Exercise prompt:
Each record must be reproduced exactly as it is shown.

Data in this exercise:
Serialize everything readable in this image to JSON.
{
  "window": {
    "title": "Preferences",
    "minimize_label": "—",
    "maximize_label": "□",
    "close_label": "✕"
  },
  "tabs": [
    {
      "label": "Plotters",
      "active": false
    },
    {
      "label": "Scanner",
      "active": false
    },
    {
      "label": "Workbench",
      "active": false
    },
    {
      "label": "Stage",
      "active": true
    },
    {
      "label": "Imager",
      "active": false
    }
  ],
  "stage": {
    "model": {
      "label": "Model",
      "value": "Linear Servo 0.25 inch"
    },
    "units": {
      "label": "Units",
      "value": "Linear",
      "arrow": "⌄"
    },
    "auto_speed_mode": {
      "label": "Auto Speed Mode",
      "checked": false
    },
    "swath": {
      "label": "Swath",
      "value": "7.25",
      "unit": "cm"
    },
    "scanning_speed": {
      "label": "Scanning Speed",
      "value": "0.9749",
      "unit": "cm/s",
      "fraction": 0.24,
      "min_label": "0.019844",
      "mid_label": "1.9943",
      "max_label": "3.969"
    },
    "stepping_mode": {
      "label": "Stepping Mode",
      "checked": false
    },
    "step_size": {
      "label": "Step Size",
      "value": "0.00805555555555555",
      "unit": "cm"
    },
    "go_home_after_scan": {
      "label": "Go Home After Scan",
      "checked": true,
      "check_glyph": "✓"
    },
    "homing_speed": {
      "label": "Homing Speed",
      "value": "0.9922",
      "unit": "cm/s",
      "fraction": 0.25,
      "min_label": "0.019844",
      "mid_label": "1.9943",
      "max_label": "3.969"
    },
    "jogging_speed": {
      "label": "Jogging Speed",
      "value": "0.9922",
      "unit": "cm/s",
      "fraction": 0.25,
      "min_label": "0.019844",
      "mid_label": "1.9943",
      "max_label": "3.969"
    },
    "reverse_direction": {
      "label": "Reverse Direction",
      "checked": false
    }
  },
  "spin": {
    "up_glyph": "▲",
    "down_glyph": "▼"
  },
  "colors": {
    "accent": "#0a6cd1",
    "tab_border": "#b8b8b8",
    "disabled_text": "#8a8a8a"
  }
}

The result:
Serialize everything readable in this image to JSON.
{
  "window": {
    "title": "Preferences",
    "minimize_label": "—",
    "maximize_label": "□",
    "close_label": "✕"
  },
  "tabs": [
    {
      "label": "Plotters",
      "active": false
    },
    {
      "label": "Scanner",
      "active": false
    },
    {
      "label": "Workbench",
      "active": false
    },
    {
      "label": "Stage",
      "active": true
    },
    {
      "label": "Imager",
      "active": false
    }
  ],
  "stage": {
    "model": {
      "label": "Model",
      "value": "Linear Servo 0.25 inch"
    },
    "units": {
      "label": "Units",
      "value": "Linear",
      "arrow": "⌄"
    },
    "auto_speed_mode": {
      "label": "Auto Speed Mode",
      "checked": false
    },
    "swath": {
      "label": "Swath",
      "value": "7.25",
      "unit": "cm"
    },
    "scanning_speed": {
      "label": "Scanning Speed",
      "value": "0.9749",
      "unit": "cm/s",
      "fraction": 0.24,
      "min_label": "0.019844",
      "mid_label": "1.9943",
      "max_label": "3.969"
    },
    "stepping_mode": {
      "label": "Stepping Mode",
      "checked": false
    },
    "step_size": {
      "label": "Step Size",
      "value": "0.00805555555555555",
      "unit": "cm"
    },
    "go_home_after_scan": {
      "label": "Go Home After Scan",
      "checked": true,
      "check_glyph": "✓"
    },
    "homing_speed": {
      "label": "Homing Speed",
      "value": "0.9922",
      "unit": "cm/s",
      "fraction": 0.25,
      "min_label": "0.019844",
      "mid_label": "1.9943",
      "max_label": "3.969"
    },
    "jogging_speed": {
      "label": "Jogging Speed",
      "value": "0.9922",
      "unit": "cm/s",
      "fraction": 0.25,
      "min_label": "0.019844",
      "mid_label": "1.9943",
      "max_label": "3.969"
    },
    "reverse_direction": {
      "label": "Reverse Direction",
      "checked": false
    }
  },
  "spin": {
    "up_glyph": "▲",
    "down_glyph": "▼"
  },
  "colors": {
    "accent": "#0a6cd1",
    "tab_border": "#b8b8b8",
    "disabled_text": "#8a8a8a"
  }
}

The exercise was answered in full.